◆ Task to complete
Reply with only the number of lines that contain the string "genérica".

◆ Provided data

<<<<

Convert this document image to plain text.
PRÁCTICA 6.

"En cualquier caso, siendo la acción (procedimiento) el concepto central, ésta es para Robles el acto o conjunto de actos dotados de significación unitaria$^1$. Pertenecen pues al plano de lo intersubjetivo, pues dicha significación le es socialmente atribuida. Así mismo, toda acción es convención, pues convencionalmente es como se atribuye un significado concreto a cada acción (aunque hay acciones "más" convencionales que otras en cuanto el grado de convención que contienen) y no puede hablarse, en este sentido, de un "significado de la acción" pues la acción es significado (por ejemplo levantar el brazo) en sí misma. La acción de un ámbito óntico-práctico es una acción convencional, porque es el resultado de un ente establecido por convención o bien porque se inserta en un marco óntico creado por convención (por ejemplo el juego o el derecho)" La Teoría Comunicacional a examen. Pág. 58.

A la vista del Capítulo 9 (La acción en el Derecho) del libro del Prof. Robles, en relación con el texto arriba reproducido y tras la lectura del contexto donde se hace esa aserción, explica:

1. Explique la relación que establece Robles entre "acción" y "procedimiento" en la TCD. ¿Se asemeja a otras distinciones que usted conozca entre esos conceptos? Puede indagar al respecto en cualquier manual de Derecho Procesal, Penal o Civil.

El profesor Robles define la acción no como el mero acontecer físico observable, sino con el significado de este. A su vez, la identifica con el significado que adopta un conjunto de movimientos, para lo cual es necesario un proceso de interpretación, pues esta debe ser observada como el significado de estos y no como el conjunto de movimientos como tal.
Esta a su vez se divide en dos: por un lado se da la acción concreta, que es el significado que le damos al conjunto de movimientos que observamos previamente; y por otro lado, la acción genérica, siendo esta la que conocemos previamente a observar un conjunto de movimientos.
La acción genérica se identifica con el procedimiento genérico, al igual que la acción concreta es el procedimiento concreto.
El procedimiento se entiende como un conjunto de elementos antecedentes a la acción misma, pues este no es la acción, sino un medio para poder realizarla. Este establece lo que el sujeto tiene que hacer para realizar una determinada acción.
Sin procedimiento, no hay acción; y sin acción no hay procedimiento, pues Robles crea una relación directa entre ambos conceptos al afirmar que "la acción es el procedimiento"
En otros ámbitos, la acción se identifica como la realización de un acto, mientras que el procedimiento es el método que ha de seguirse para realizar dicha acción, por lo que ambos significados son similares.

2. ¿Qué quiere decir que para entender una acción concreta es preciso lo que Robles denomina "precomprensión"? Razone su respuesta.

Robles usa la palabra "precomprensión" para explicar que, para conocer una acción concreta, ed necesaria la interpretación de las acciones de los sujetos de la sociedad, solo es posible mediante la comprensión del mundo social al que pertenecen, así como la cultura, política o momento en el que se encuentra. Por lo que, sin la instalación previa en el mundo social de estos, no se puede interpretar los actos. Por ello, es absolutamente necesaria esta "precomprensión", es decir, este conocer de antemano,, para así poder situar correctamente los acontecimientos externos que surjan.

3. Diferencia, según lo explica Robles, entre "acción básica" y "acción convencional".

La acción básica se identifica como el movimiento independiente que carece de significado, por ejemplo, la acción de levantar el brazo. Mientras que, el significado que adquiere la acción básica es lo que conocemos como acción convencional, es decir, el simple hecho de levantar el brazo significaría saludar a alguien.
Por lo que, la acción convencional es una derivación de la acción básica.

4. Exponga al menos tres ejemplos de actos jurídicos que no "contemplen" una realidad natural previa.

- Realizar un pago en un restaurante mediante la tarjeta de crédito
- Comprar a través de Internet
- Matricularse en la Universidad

>>>>

◆ Solution for this exercise
2